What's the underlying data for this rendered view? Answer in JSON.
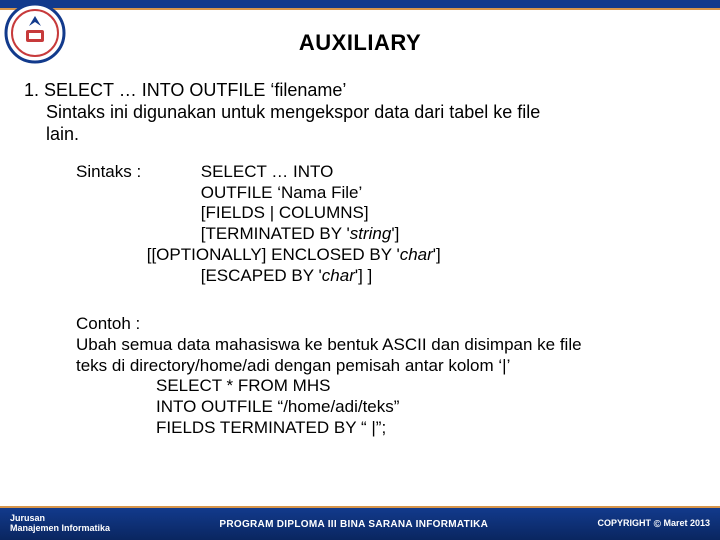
{
  "title": "AUXILIARY",
  "para1": {
    "line1": "1. SELECT … INTO OUTFILE ‘filename’",
    "line2": "Sintaks ini digunakan untuk mengekspor data dari tabel ke file",
    "line3": "lain."
  },
  "syntax": {
    "label": "Sintaks  :",
    "l1": "SELECT … INTO",
    "l2": "OUTFILE ‘Nama File’",
    "l3": "[FIELDS | COLUMNS]",
    "l4_a": "[TERMINATED BY '",
    "l4_b": "string",
    "l4_c": "']",
    "l5_a": "[[OPTIONALLY] ENCLOSED BY '",
    "l5_b": "char",
    "l5_c": "']",
    "l6_a": "[ESCAPED BY '",
    "l6_b": "char",
    "l6_c": "'] ]"
  },
  "example": {
    "l1": "Contoh :",
    "l2": "Ubah semua data mahasiswa ke bentuk ASCII dan disimpan ke file",
    "l3": "teks di directory/home/adi dengan pemisah antar kolom ‘|’",
    "s1": "SELECT * FROM MHS",
    "s2": "INTO OUTFILE “/home/adi/teks”",
    "s3": "FIELDS TERMINATED BY “ |”;"
  },
  "footer": {
    "left1": "Jurusan",
    "left2": "Manajemen Informatika",
    "center": "PROGRAM DIPLOMA III BINA SARANA INFORMATIKA",
    "right_prefix": "COPYRIGHT",
    "right_suffix": "Maret 2013"
  },
  "icons": {
    "copyright": "©"
  },
  "colors": {
    "brand_blue": "#123a8c",
    "accent_gold": "#d7954a",
    "logo_red": "#c73a3b"
  }
}
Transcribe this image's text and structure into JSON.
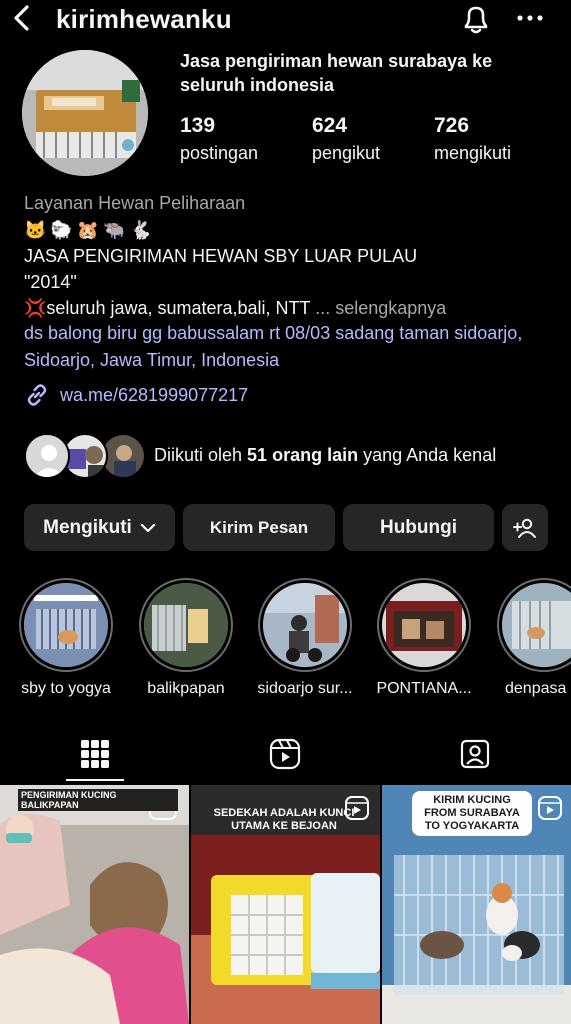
· · · · ·
Do not copy the pictures, but repeat every line exactly.

What's the underlying data for this rendered view? Answer in JSON.
{
  "title": "AUXILIARY",
  "para1": {
    "line1": "1. SELECT … INTO OUTFILE ‘filename’",
    "line2": "Sintaks ini digunakan untuk mengekspor data dari tabel ke file",
    "line3": "lain."
  },
  "syntax": {
    "label": "Sintaks  :",
    "l1": "SELECT … INTO",
    "l2": "OUTFILE ‘Nama File’",
    "l3": "[FIELDS | COLUMNS]",
    "l4_a": "[TERMINATED BY '",
    "l4_b": "string",
    "l4_c": "']",
    "l5_a": "[[OPTIONALLY] ENCLOSED BY '",
    "l5_b": "char",
    "l5_c": "']",
    "l6_a": "[ESCAPED BY '",
    "l6_b": "char",
    "l6_c": "'] ]"
  },
  "example": {
    "l1": "Contoh :",
    "l2": "Ubah semua data mahasiswa ke bentuk ASCII dan disimpan ke file",
    "l3": "teks di directory/home/adi dengan pemisah antar kolom ‘|’",
    "s1": "SELECT * FROM MHS",
    "s2": "INTO OUTFILE “/home/adi/teks”",
    "s3": "FIELDS TERMINATED BY “ |”;"
  },
  "footer": {
    "left1": "Jurusan",
    "left2": "Manajemen Informatika",
    "center": "PROGRAM DIPLOMA III BINA SARANA INFORMATIKA",
    "right_prefix": "COPYRIGHT",
    "right_suffix": "Maret 2013"
  },
  "icons": {
    "copyright": "©"
  },
  "colors": {
    "brand_blue": "#123a8c",
    "accent_gold": "#d7954a",
    "logo_red": "#c73a3b"
  }
}
Transcribe this image's text and structure into JSON.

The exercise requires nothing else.